[start]

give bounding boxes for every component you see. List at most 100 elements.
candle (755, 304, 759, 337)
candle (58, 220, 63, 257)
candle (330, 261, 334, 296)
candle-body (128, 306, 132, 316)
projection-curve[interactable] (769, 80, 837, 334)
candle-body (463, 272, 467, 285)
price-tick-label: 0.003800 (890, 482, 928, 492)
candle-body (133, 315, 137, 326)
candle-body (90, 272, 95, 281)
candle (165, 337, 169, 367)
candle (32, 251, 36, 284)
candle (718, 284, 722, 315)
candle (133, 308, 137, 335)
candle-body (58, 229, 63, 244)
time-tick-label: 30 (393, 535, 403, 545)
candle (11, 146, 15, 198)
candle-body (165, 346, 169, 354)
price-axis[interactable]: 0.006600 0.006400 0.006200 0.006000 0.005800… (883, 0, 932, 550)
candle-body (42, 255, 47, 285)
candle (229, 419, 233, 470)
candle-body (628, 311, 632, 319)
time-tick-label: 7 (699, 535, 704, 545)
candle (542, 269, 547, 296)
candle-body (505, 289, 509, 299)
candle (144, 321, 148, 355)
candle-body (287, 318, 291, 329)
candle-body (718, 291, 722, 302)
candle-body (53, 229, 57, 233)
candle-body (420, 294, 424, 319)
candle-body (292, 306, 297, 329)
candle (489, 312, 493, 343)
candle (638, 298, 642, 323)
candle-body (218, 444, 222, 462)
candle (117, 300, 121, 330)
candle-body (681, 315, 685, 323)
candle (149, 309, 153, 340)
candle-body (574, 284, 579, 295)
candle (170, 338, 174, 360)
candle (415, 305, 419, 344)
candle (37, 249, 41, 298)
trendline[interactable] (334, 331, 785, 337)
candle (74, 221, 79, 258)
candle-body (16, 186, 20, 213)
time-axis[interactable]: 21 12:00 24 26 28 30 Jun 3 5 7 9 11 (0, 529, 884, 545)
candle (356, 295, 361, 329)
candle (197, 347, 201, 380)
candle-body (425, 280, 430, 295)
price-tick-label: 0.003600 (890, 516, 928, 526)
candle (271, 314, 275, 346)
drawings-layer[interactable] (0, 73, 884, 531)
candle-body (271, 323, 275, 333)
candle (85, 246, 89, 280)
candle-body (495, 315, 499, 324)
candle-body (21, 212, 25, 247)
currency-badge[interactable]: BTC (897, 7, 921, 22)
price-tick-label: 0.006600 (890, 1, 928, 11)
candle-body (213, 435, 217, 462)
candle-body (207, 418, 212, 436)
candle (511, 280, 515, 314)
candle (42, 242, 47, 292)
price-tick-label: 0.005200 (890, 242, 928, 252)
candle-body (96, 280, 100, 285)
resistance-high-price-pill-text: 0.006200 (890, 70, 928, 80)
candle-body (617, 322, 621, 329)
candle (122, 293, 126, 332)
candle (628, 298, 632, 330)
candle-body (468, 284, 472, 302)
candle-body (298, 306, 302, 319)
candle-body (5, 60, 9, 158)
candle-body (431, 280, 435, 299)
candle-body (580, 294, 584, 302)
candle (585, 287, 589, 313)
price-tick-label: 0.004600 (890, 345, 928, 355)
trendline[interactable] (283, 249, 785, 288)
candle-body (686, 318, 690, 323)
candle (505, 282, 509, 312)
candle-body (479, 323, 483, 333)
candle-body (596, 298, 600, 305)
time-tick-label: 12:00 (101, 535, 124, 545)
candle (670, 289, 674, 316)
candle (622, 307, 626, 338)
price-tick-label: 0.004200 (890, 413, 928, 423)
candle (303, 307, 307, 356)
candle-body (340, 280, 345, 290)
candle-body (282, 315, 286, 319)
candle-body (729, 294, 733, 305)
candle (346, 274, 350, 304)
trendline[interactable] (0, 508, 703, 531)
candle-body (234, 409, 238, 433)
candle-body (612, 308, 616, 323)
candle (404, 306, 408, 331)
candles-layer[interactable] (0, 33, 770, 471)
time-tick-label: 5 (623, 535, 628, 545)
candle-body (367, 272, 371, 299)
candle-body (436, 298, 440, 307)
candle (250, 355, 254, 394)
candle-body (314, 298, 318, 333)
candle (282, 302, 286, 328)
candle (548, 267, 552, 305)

[end]

_INSTRUCTIONS TO FOLLOW_: Turn the lines of the listing into a JSON list of strings, one string per line and no blank lines, running from the first line through the line with "time-tick-label: 30 (393, 535, 403, 545)".

_RESULT FOR THIS EXERCISE_:
[
  "give bounding boxes for every component you see. List at most 100 elements.",
  "candle (755, 304, 759, 337)",
  "candle (58, 220, 63, 257)",
  "candle (330, 261, 334, 296)",
  "candle-body (128, 306, 132, 316)",
  "projection-curve[interactable] (769, 80, 837, 334)",
  "candle-body (463, 272, 467, 285)",
  "price-tick-label: 0.003800 (890, 482, 928, 492)",
  "candle-body (133, 315, 137, 326)",
  "candle-body (90, 272, 95, 281)",
  "candle (165, 337, 169, 367)",
  "candle (32, 251, 36, 284)",
  "candle (718, 284, 722, 315)",
  "candle (133, 308, 137, 335)",
  "candle-body (58, 229, 63, 244)",
  "time-tick-label: 30 (393, 535, 403, 545)"
]